**What is expected**
Select all lines with the string "color" in them, and copy those lines.

Extracts from a graphics dataset
*****
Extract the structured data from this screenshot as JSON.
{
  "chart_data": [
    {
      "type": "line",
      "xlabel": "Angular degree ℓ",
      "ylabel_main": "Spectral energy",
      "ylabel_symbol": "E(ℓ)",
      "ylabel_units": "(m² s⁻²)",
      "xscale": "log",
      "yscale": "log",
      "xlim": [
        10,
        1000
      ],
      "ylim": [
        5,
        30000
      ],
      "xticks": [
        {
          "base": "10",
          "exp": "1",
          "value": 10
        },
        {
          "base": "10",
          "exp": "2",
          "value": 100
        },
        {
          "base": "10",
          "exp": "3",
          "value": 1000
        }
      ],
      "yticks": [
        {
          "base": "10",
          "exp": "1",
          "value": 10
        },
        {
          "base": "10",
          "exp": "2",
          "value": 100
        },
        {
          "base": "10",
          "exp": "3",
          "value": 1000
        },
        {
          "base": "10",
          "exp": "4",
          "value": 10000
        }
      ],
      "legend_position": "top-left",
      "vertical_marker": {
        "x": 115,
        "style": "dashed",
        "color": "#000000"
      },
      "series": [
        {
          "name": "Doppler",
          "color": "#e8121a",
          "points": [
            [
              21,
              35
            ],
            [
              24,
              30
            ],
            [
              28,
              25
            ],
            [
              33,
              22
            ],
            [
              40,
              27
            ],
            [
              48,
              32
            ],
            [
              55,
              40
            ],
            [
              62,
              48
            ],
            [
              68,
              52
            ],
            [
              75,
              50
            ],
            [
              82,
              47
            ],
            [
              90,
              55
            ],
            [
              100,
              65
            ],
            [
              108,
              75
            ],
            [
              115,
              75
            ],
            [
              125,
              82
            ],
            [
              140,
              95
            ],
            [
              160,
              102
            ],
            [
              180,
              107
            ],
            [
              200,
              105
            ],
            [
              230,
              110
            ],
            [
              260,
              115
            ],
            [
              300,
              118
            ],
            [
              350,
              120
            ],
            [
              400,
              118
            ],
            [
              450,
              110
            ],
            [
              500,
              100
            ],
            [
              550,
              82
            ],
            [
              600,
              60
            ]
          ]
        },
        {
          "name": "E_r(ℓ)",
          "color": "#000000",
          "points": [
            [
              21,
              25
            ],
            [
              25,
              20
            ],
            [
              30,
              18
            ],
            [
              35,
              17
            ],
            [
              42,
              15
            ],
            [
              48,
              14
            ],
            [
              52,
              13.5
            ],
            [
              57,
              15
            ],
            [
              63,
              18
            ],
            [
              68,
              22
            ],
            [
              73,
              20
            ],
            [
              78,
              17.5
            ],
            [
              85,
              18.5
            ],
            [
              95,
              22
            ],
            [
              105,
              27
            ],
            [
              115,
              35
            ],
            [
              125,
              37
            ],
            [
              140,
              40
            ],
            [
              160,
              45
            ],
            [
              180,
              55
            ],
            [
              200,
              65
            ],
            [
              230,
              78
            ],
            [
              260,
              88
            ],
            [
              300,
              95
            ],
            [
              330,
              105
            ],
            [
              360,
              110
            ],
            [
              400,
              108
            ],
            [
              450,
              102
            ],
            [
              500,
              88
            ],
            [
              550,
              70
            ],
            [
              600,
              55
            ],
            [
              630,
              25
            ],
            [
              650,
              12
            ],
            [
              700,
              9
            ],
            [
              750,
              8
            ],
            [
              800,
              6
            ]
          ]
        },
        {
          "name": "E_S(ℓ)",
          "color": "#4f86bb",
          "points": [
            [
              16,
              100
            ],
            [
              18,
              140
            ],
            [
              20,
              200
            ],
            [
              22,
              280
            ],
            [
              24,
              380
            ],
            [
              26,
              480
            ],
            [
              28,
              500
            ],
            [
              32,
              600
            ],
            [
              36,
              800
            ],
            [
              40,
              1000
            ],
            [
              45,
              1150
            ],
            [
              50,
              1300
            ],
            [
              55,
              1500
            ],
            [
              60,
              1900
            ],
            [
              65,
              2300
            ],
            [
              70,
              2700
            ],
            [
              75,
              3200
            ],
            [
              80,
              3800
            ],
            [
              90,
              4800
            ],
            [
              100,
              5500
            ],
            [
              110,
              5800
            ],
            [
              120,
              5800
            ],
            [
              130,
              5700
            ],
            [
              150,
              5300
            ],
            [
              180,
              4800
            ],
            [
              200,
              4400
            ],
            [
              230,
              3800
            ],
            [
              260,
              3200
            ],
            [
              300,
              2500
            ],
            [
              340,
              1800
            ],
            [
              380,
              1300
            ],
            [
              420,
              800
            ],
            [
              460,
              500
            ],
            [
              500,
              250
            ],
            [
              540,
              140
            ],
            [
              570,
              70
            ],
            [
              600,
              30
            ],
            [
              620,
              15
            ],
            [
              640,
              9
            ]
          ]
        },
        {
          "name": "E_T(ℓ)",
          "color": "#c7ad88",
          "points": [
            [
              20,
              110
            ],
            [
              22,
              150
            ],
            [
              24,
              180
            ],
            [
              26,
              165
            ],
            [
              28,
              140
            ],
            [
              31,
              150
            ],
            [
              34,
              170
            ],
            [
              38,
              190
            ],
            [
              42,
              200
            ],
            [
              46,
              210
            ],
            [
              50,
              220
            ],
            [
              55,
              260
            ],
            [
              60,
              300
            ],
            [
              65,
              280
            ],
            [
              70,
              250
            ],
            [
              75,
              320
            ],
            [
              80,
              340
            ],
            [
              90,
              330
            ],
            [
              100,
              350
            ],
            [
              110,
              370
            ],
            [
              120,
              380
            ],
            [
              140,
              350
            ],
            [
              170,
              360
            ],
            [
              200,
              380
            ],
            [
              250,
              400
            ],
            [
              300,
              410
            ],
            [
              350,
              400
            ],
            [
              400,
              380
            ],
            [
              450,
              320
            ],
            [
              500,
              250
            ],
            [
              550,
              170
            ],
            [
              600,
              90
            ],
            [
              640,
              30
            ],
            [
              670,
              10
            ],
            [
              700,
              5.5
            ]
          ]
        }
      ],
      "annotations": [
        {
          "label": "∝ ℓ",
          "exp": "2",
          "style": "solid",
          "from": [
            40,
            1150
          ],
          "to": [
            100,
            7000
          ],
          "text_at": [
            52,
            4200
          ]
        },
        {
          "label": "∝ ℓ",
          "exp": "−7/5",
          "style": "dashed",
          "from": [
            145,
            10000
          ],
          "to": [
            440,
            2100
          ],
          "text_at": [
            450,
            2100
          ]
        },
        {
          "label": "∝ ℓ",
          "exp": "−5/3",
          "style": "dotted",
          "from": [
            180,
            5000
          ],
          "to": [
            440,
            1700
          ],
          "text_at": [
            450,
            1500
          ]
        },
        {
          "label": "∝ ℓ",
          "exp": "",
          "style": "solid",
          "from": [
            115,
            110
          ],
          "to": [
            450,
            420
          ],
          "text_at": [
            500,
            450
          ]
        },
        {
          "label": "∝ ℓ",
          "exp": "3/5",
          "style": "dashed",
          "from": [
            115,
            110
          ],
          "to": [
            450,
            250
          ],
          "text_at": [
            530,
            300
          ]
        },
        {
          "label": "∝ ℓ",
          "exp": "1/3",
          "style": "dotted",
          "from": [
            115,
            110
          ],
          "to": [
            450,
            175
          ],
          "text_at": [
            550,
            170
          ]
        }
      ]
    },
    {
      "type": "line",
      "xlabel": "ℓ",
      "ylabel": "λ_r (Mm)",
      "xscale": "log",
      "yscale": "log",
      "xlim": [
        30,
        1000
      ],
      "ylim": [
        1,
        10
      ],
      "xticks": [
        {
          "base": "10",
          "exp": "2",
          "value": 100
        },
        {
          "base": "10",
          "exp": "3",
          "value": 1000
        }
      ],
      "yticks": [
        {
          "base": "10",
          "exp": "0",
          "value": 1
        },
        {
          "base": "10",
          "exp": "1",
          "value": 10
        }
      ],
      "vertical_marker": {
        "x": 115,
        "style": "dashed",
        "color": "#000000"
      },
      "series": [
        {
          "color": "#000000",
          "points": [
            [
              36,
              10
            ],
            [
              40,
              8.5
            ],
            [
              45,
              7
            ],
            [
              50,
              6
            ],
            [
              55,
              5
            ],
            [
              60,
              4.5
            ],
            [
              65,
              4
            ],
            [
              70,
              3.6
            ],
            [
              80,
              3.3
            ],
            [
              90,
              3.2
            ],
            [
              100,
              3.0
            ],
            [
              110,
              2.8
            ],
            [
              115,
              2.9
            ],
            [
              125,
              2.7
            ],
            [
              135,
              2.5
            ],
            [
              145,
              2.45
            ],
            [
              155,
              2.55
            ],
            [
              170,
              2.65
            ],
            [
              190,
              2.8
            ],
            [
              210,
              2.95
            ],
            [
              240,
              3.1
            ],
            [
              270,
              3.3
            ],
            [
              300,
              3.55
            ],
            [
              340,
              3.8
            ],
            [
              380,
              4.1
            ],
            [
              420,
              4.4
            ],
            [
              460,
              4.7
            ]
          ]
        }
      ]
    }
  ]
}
*****
**Solution to this task**
        "color": "#000000"
          "color": "#e8121a",
          "color": "#000000",
          "color": "#4f86bb",
          "color": "#c7ad88",
        "color": "#000000"
          "color": "#000000",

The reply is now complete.